• [REQUEST]:
Transcribe the entries that follow exactly as they appear, minus pictures.

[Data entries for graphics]

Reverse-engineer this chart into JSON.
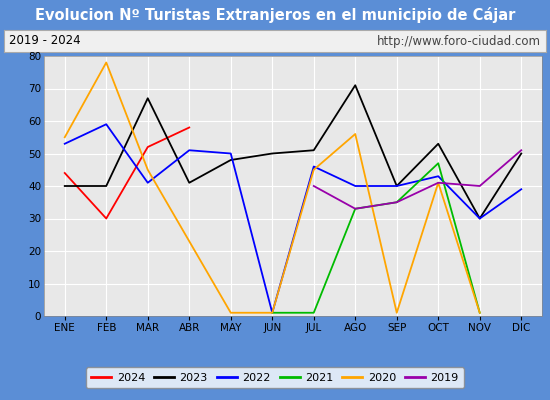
{
  "title": "Evolucion Nº Turistas Extranjeros en el municipio de Cájar",
  "subtitle_left": "2019 - 2024",
  "subtitle_right": "http://www.foro-ciudad.com",
  "months": [
    "ENE",
    "FEB",
    "MAR",
    "ABR",
    "MAY",
    "JUN",
    "JUL",
    "AGO",
    "SEP",
    "OCT",
    "NOV",
    "DIC"
  ],
  "series": {
    "2024": [
      44,
      30,
      52,
      58,
      null,
      null,
      null,
      null,
      null,
      null,
      null,
      null
    ],
    "2023": [
      40,
      40,
      67,
      41,
      48,
      50,
      51,
      71,
      40,
      53,
      30,
      50
    ],
    "2022": [
      53,
      59,
      41,
      51,
      50,
      1,
      46,
      40,
      40,
      43,
      30,
      39
    ],
    "2021": [
      null,
      null,
      null,
      null,
      null,
      1,
      1,
      33,
      35,
      47,
      1,
      null
    ],
    "2020": [
      55,
      78,
      45,
      23,
      1,
      1,
      45,
      56,
      1,
      41,
      1,
      null
    ],
    "2019": [
      null,
      null,
      null,
      null,
      null,
      null,
      40,
      33,
      35,
      41,
      40,
      51
    ]
  },
  "colors": {
    "2024": "#ff0000",
    "2023": "#000000",
    "2022": "#0000ff",
    "2021": "#00bb00",
    "2020": "#ffa500",
    "2019": "#9900aa"
  },
  "ylim": [
    0,
    80
  ],
  "yticks": [
    0,
    10,
    20,
    30,
    40,
    50,
    60,
    70,
    80
  ],
  "title_bg": "#5b8ed6",
  "title_color": "#ffffff",
  "subtitle_bg": "#f0f0f0",
  "subtitle_border": "#aaaaaa",
  "plot_bg": "#e8e8e8",
  "outer_bg": "#5b8ed6",
  "grid_color": "#ffffff",
  "title_fontsize": 10.5,
  "subtitle_fontsize": 8.5,
  "tick_fontsize": 7.5
}
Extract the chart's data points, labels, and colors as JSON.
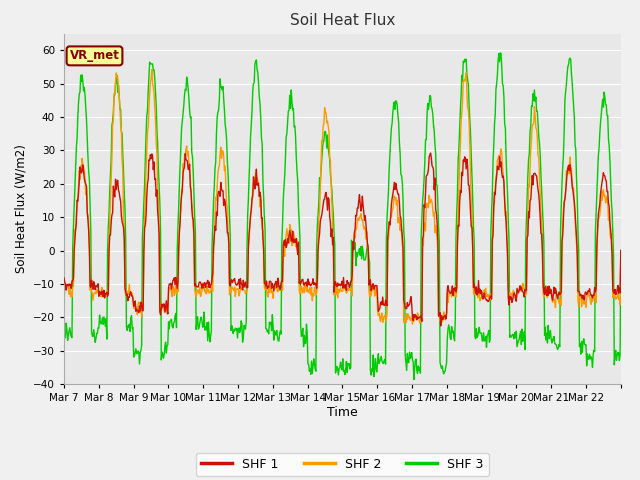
{
  "title": "Soil Heat Flux",
  "xlabel": "Time",
  "ylabel": "Soil Heat Flux (W/m2)",
  "ylim": [
    -40,
    65
  ],
  "yticks": [
    -40,
    -30,
    -20,
    -10,
    0,
    10,
    20,
    30,
    40,
    50,
    60
  ],
  "date_labels": [
    "Mar 7",
    "Mar 8",
    "Mar 9",
    "Mar 10",
    "Mar 11",
    "Mar 12",
    "Mar 13",
    "Mar 14",
    "Mar 15",
    "Mar 16",
    "Mar 17",
    "Mar 18",
    "Mar 19",
    "Mar 20",
    "Mar 21",
    "Mar 22"
  ],
  "legend_labels": [
    "SHF 1",
    "SHF 2",
    "SHF 3"
  ],
  "colors": [
    "#cc1100",
    "#ff9900",
    "#00cc00"
  ],
  "annotation_text": "VR_met",
  "annotation_color": "#880000",
  "annotation_bg": "#ffff99",
  "plot_bg_color": "#e8e8e8",
  "fig_bg_color": "#f0f0f0",
  "grid_color": "#ffffff",
  "line_width": 1.0,
  "n_days": 16,
  "points_per_day": 48,
  "shf1_day_amp": [
    25,
    20,
    29,
    28,
    18,
    22,
    4,
    15,
    15,
    20,
    28,
    27,
    27,
    23,
    26,
    22
  ],
  "shf1_night": [
    -10,
    -13,
    -17,
    -10,
    -10,
    -10,
    -10,
    -10,
    -10,
    -16,
    -20,
    -12,
    -14,
    -12,
    -13,
    -13
  ],
  "shf2_day_amp": [
    25,
    52,
    52,
    30,
    30,
    22,
    5,
    42,
    10,
    15,
    15,
    52,
    30,
    40,
    25,
    18
  ],
  "shf2_night": [
    -12,
    -13,
    -17,
    -12,
    -12,
    -12,
    -12,
    -12,
    -12,
    -20,
    -20,
    -13,
    -13,
    -12,
    -15,
    -14
  ],
  "shf3_day_amp": [
    52,
    50,
    57,
    51,
    50,
    55,
    46,
    35,
    0,
    45,
    45,
    58,
    58,
    47,
    57,
    47
  ],
  "shf3_night": [
    -25,
    -23,
    -30,
    -22,
    -24,
    -23,
    -25,
    -35,
    -35,
    -33,
    -35,
    -24,
    -26,
    -26,
    -28,
    -32
  ]
}
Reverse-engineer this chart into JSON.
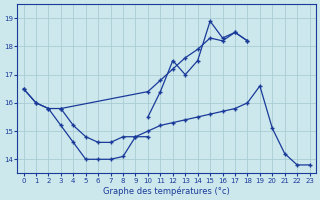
{
  "title": "Graphe des températures (°c)",
  "bg_color": "#cce8ec",
  "grid_color": "#aaccd4",
  "line_color": "#1a3a9a",
  "xlim": [
    -0.5,
    23.5
  ],
  "ylim": [
    13.5,
    19.5
  ],
  "xticks": [
    0,
    1,
    2,
    3,
    4,
    5,
    6,
    7,
    8,
    9,
    10,
    11,
    12,
    13,
    14,
    15,
    16,
    17,
    18,
    19,
    20,
    21,
    22,
    23
  ],
  "yticks": [
    14,
    15,
    16,
    17,
    18,
    19
  ],
  "series": [
    {
      "x": [
        0,
        1,
        2,
        3,
        10,
        11,
        12,
        13,
        14,
        15,
        16,
        17,
        18
      ],
      "y": [
        16.5,
        16.0,
        15.8,
        15.8,
        16.4,
        16.8,
        17.2,
        17.6,
        17.9,
        18.3,
        18.2,
        18.5,
        18.2
      ]
    },
    {
      "x": [
        10,
        11,
        12,
        13,
        14,
        15,
        16,
        17,
        18
      ],
      "y": [
        15.5,
        16.4,
        17.5,
        17.0,
        17.5,
        18.9,
        18.3,
        18.5,
        18.2
      ]
    },
    {
      "x": [
        0,
        1,
        2,
        3,
        4,
        5,
        6,
        7,
        8,
        9,
        10
      ],
      "y": [
        16.5,
        16.0,
        15.8,
        15.2,
        14.6,
        14.0,
        14.0,
        14.0,
        14.1,
        14.8,
        14.8
      ]
    },
    {
      "x": [
        3,
        4,
        5,
        6,
        7,
        8,
        9,
        10,
        11,
        12,
        13,
        14,
        15,
        16,
        17,
        18,
        19,
        20,
        21,
        22,
        23
      ],
      "y": [
        15.8,
        15.2,
        14.8,
        14.6,
        14.6,
        14.8,
        14.8,
        15.0,
        15.2,
        15.3,
        15.4,
        15.5,
        15.6,
        15.7,
        15.8,
        16.0,
        16.6,
        15.1,
        14.2,
        13.8,
        13.8
      ]
    }
  ],
  "marker": "+",
  "markersize": 3.5,
  "linewidth": 0.9
}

• [TASK OUTPUT]:
Reverse-engineer this chart into JSON.
{
  "title": "Evolucion Nº Turistas Extranjeros en el municipio de Cájar",
  "subtitle_left": "2019 - 2024",
  "subtitle_right": "http://www.foro-ciudad.com",
  "months": [
    "ENE",
    "FEB",
    "MAR",
    "ABR",
    "MAY",
    "JUN",
    "JUL",
    "AGO",
    "SEP",
    "OCT",
    "NOV",
    "DIC"
  ],
  "series": {
    "2024": [
      44,
      30,
      52,
      58,
      null,
      null,
      null,
      null,
      null,
      null,
      null,
      null
    ],
    "2023": [
      40,
      40,
      67,
      41,
      48,
      50,
      51,
      71,
      40,
      53,
      30,
      50
    ],
    "2022": [
      53,
      59,
      41,
      51,
      50,
      1,
      46,
      40,
      40,
      43,
      30,
      39
    ],
    "2021": [
      null,
      null,
      null,
      null,
      null,
      1,
      1,
      33,
      35,
      47,
      1,
      null
    ],
    "2020": [
      55,
      78,
      45,
      23,
      1,
      1,
      45,
      56,
      1,
      41,
      1,
      null
    ],
    "2019": [
      null,
      null,
      null,
      null,
      null,
      null,
      40,
      33,
      35,
      41,
      40,
      51
    ]
  },
  "colors": {
    "2024": "#ff0000",
    "2023": "#000000",
    "2022": "#0000ff",
    "2021": "#00bb00",
    "2020": "#ffa500",
    "2019": "#9900aa"
  },
  "ylim": [
    0,
    80
  ],
  "yticks": [
    0,
    10,
    20,
    30,
    40,
    50,
    60,
    70,
    80
  ],
  "title_bg": "#5b8ed6",
  "title_color": "#ffffff",
  "subtitle_bg": "#f0f0f0",
  "subtitle_border": "#aaaaaa",
  "plot_bg": "#e8e8e8",
  "outer_bg": "#5b8ed6",
  "grid_color": "#ffffff",
  "title_fontsize": 10.5,
  "subtitle_fontsize": 8.5,
  "tick_fontsize": 7.5
}
Extract the chart's data points, labels, and colors as JSON.
{
  "title": "Soil Heat Flux",
  "xlabel": "Time",
  "ylabel": "Soil Heat Flux (W/m2)",
  "ylim": [
    -40,
    65
  ],
  "yticks": [
    -40,
    -30,
    -20,
    -10,
    0,
    10,
    20,
    30,
    40,
    50,
    60
  ],
  "date_labels": [
    "Mar 7",
    "Mar 8",
    "Mar 9",
    "Mar 10",
    "Mar 11",
    "Mar 12",
    "Mar 13",
    "Mar 14",
    "Mar 15",
    "Mar 16",
    "Mar 17",
    "Mar 18",
    "Mar 19",
    "Mar 20",
    "Mar 21",
    "Mar 22"
  ],
  "legend_labels": [
    "SHF 1",
    "SHF 2",
    "SHF 3"
  ],
  "colors": [
    "#cc1100",
    "#ff9900",
    "#00cc00"
  ],
  "annotation_text": "VR_met",
  "annotation_color": "#880000",
  "annotation_bg": "#ffff99",
  "plot_bg_color": "#e8e8e8",
  "fig_bg_color": "#f0f0f0",
  "grid_color": "#ffffff",
  "line_width": 1.0,
  "n_days": 16,
  "points_per_day": 48,
  "shf1_day_amp": [
    25,
    20,
    29,
    28,
    18,
    22,
    4,
    15,
    15,
    20,
    28,
    27,
    27,
    23,
    26,
    22
  ],
  "shf1_night": [
    -10,
    -13,
    -17,
    -10,
    -10,
    -10,
    -10,
    -10,
    -10,
    -16,
    -20,
    -12,
    -14,
    -12,
    -13,
    -13
  ],
  "shf2_day_amp": [
    25,
    52,
    52,
    30,
    30,
    22,
    5,
    42,
    10,
    15,
    15,
    52,
    30,
    40,
    25,
    18
  ],
  "shf2_night": [
    -12,
    -13,
    -17,
    -12,
    -12,
    -12,
    -12,
    -12,
    -12,
    -20,
    -20,
    -13,
    -13,
    -12,
    -15,
    -14
  ],
  "shf3_day_amp": [
    52,
    50,
    57,
    51,
    50,
    55,
    46,
    35,
    0,
    45,
    45,
    58,
    58,
    47,
    57,
    47
  ],
  "shf3_night": [
    -25,
    -23,
    -30,
    -22,
    -24,
    -23,
    -25,
    -35,
    -35,
    -33,
    -35,
    -24,
    -26,
    -26,
    -28,
    -32
  ]
}
Reverse-engineer this chart into JSON.
{
  "title": "Graphe des températures (°c)",
  "bg_color": "#cce8ec",
  "grid_color": "#aaccd4",
  "line_color": "#1a3a9a",
  "xlim": [
    -0.5,
    23.5
  ],
  "ylim": [
    13.5,
    19.5
  ],
  "xticks": [
    0,
    1,
    2,
    3,
    4,
    5,
    6,
    7,
    8,
    9,
    10,
    11,
    12,
    13,
    14,
    15,
    16,
    17,
    18,
    19,
    20,
    21,
    22,
    23
  ],
  "yticks": [
    14,
    15,
    16,
    17,
    18,
    19
  ],
  "series": [
    {
      "x": [
        0,
        1,
        2,
        3,
        10,
        11,
        12,
        13,
        14,
        15,
        16,
        17,
        18
      ],
      "y": [
        16.5,
        16.0,
        15.8,
        15.8,
        16.4,
        16.8,
        17.2,
        17.6,
        17.9,
        18.3,
        18.2,
        18.5,
        18.2
      ]
    },
    {
      "x": [
        10,
        11,
        12,
        13,
        14,
        15,
        16,
        17,
        18
      ],
      "y": [
        15.5,
        16.4,
        17.5,
        17.0,
        17.5,
        18.9,
        18.3,
        18.5,
        18.2
      ]
    },
    {
      "x": [
        0,
        1,
        2,
        3,
        4,
        5,
        6,
        7,
        8,
        9,
        10
      ],
      "y": [
        16.5,
        16.0,
        15.8,
        15.2,
        14.6,
        14.0,
        14.0,
        14.0,
        14.1,
        14.8,
        14.8
      ]
    },
    {
      "x": [
        3,
        4,
        5,
        6,
        7,
        8,
        9,
        10,
        11,
        12,
        13,
        14,
        15,
        16,
        17,
        18,
        19,
        20,
        21,
        22,
        23
      ],
      "y": [
        15.8,
        15.2,
        14.8,
        14.6,
        14.6,
        14.8,
        14.8,
        15.0,
        15.2,
        15.3,
        15.4,
        15.5,
        15.6,
        15.7,
        15.8,
        16.0,
        16.6,
        15.1,
        14.2,
        13.8,
        13.8
      ]
    }
  ],
  "marker": "+",
  "markersize": 3.5,
  "linewidth": 0.9
}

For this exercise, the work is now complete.